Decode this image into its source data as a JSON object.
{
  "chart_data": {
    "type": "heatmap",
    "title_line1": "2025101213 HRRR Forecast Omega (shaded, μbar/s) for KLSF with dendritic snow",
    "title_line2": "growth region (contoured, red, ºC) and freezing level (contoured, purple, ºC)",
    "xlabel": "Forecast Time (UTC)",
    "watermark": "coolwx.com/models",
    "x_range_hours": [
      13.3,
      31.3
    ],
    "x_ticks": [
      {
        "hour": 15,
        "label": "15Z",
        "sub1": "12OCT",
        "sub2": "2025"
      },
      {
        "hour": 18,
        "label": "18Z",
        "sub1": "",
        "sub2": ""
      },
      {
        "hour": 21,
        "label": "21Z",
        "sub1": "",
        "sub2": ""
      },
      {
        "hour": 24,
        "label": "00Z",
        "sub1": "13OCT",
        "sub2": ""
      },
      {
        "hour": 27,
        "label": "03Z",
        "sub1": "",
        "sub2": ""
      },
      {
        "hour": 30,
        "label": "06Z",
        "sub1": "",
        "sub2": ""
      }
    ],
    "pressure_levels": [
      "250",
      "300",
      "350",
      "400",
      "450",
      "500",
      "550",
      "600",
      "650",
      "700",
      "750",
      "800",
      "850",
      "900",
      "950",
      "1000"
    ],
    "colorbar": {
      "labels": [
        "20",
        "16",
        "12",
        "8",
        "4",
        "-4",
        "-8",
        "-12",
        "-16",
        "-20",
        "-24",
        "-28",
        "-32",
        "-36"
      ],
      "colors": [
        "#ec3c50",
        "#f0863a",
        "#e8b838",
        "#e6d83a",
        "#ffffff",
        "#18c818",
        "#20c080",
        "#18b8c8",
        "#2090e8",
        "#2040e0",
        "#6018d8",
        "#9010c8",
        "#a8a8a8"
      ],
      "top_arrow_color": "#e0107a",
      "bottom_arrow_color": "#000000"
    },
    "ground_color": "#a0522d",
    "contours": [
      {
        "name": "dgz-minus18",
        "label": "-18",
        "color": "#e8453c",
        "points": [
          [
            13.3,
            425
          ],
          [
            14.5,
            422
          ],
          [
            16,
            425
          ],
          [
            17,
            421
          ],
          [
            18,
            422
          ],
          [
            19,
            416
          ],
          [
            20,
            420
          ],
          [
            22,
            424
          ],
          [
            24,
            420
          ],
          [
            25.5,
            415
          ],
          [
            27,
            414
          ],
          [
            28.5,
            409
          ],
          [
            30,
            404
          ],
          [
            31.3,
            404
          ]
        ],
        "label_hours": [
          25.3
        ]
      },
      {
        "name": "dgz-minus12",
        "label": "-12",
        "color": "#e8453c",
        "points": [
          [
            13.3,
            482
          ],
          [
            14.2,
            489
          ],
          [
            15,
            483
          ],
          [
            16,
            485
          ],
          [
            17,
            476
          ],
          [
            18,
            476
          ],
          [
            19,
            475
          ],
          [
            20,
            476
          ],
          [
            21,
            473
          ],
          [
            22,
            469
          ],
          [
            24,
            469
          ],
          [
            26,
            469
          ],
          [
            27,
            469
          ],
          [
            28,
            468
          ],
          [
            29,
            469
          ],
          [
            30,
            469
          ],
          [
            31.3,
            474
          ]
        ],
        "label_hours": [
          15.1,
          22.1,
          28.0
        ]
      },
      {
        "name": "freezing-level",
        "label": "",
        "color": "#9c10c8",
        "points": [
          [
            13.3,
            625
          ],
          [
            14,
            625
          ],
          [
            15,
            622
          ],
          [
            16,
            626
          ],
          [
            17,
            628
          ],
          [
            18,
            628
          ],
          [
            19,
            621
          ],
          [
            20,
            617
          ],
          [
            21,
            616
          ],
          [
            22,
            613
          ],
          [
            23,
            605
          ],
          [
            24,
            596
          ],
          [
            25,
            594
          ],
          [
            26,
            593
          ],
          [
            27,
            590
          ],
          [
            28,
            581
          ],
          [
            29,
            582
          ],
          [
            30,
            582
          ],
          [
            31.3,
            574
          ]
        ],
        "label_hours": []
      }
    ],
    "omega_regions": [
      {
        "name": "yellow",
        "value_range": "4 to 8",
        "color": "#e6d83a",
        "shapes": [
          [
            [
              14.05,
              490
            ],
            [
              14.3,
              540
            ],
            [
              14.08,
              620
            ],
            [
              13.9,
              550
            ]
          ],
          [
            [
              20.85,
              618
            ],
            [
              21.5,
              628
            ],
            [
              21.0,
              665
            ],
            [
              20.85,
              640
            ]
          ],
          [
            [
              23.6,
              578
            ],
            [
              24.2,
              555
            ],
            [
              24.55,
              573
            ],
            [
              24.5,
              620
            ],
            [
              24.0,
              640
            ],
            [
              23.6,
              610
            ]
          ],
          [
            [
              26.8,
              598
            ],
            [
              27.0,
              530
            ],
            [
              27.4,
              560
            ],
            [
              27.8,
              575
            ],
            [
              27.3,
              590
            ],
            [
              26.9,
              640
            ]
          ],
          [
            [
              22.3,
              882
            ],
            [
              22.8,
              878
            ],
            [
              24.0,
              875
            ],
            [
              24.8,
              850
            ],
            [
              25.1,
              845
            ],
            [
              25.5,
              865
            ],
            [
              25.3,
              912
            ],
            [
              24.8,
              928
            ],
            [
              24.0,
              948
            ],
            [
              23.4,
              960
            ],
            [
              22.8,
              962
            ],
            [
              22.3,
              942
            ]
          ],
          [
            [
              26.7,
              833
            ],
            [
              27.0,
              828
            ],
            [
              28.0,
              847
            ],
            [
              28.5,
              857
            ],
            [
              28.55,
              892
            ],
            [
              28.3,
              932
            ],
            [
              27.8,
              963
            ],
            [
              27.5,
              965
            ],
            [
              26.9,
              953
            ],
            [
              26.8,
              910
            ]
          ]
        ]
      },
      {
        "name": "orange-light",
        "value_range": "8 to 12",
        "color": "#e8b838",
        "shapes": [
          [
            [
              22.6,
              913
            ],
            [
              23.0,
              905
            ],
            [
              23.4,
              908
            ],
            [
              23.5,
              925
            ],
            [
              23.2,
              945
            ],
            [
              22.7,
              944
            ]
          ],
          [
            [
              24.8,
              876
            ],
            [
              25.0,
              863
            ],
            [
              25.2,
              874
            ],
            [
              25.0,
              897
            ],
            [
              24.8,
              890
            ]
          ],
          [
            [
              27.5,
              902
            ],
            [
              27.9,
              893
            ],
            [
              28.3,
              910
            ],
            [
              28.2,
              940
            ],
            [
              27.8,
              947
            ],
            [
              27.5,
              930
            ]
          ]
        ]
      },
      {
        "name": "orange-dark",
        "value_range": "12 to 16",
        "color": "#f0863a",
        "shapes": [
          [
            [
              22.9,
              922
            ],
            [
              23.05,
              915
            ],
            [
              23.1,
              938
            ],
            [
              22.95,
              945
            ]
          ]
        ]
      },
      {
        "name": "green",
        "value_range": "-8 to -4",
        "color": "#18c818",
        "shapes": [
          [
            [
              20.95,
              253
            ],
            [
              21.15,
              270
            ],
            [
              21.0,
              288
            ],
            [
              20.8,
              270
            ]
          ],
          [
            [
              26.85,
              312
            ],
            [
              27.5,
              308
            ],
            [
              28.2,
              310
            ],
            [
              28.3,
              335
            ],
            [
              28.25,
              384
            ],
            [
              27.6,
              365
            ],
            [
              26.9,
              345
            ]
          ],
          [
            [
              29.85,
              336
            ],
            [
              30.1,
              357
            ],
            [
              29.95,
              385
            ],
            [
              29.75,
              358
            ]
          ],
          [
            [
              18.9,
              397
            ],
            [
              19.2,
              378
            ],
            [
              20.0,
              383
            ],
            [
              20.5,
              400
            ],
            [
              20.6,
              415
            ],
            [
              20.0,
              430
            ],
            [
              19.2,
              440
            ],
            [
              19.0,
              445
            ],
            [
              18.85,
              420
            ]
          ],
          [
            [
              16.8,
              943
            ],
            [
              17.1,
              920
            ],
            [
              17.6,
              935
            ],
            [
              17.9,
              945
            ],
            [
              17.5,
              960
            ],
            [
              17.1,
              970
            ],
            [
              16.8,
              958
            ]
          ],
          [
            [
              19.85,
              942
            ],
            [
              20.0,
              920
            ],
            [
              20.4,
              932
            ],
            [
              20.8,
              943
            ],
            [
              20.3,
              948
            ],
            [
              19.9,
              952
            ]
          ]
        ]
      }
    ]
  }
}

------------------------------------------------

Return each line in the records that holds the string "Forecast".

    "title_line1": "2025101213 HRRR Forecast Omega (shaded, μbar/s) for KLSF with dendritic snow",
    "xlabel": "Forecast Time (UTC)",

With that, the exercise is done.